═════ EXERCISE MATERIALS ═════

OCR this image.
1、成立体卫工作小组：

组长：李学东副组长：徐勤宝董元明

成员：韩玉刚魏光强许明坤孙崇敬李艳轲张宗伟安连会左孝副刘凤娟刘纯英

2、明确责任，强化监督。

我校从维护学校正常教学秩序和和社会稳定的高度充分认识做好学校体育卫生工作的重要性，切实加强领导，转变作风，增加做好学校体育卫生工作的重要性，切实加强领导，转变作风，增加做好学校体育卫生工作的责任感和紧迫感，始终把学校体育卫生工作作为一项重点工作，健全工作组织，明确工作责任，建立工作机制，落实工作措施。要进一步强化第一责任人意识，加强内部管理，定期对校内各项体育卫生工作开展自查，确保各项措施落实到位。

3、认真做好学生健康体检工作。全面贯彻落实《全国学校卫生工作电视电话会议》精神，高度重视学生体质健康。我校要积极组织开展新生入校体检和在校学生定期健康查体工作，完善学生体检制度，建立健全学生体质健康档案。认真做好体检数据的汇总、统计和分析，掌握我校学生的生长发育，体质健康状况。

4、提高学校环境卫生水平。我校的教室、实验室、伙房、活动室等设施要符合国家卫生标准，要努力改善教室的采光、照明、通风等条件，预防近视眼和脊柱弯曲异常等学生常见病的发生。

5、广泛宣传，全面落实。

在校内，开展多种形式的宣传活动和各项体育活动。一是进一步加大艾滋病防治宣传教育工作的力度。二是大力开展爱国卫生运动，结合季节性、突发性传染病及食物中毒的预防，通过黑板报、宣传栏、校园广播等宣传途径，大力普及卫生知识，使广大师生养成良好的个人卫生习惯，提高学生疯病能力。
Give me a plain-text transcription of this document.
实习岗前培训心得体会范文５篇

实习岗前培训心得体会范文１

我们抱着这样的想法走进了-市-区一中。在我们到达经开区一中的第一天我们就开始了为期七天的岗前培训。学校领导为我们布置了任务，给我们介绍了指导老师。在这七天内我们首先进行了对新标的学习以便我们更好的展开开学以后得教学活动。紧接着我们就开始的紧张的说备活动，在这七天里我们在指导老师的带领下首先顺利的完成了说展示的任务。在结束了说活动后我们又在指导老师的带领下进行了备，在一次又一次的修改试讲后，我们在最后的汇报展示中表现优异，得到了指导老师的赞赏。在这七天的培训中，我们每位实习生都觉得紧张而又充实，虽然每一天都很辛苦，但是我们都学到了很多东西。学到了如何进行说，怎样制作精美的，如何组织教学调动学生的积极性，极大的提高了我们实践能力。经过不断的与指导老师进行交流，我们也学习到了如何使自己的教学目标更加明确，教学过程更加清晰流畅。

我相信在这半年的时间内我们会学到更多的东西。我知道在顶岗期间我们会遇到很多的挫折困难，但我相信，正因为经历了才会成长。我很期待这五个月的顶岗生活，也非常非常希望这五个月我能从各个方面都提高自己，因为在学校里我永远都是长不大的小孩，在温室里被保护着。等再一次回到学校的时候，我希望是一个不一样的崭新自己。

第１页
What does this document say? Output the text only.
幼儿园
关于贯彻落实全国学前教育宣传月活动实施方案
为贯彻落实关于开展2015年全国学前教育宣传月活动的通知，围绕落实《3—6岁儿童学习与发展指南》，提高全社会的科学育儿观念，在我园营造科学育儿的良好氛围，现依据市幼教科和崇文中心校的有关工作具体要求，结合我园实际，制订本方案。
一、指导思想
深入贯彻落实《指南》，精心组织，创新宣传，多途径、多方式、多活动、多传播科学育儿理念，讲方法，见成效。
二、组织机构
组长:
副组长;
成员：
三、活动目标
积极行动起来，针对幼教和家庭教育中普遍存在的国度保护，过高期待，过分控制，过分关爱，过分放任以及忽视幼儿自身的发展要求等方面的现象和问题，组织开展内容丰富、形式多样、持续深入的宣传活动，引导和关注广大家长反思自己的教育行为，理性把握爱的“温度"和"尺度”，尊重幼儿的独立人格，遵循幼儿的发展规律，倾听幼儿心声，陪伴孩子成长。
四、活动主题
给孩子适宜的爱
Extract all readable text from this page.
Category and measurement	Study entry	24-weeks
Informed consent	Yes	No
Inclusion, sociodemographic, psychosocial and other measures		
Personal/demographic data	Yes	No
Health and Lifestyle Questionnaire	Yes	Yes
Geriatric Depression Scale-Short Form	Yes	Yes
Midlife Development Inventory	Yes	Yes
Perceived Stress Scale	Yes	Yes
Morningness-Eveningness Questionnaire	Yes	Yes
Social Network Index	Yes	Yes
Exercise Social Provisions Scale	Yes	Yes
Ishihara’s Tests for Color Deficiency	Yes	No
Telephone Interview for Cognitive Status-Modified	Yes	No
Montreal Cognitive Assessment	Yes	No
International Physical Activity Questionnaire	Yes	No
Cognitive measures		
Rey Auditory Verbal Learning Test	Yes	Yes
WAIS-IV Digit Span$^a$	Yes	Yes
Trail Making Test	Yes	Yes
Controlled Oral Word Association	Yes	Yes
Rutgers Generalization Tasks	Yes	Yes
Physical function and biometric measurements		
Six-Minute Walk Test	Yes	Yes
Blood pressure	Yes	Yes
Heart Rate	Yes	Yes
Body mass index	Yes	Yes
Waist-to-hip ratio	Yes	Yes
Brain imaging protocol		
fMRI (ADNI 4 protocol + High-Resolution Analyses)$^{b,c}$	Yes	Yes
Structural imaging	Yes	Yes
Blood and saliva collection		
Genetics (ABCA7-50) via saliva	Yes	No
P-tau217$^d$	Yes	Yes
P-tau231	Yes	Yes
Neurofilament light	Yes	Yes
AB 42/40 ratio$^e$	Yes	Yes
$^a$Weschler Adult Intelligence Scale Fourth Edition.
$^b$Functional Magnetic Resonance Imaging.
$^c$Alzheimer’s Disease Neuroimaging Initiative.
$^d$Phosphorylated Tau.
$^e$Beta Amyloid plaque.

═════

SHORT PROBLEM: Scan the listing above for the word "text" and copy every line that holds it.

FINISHED EXERCISE:
Give me a plain-text transcription of this document.
What does this document say? Output the text only.
Extract all readable text from this page.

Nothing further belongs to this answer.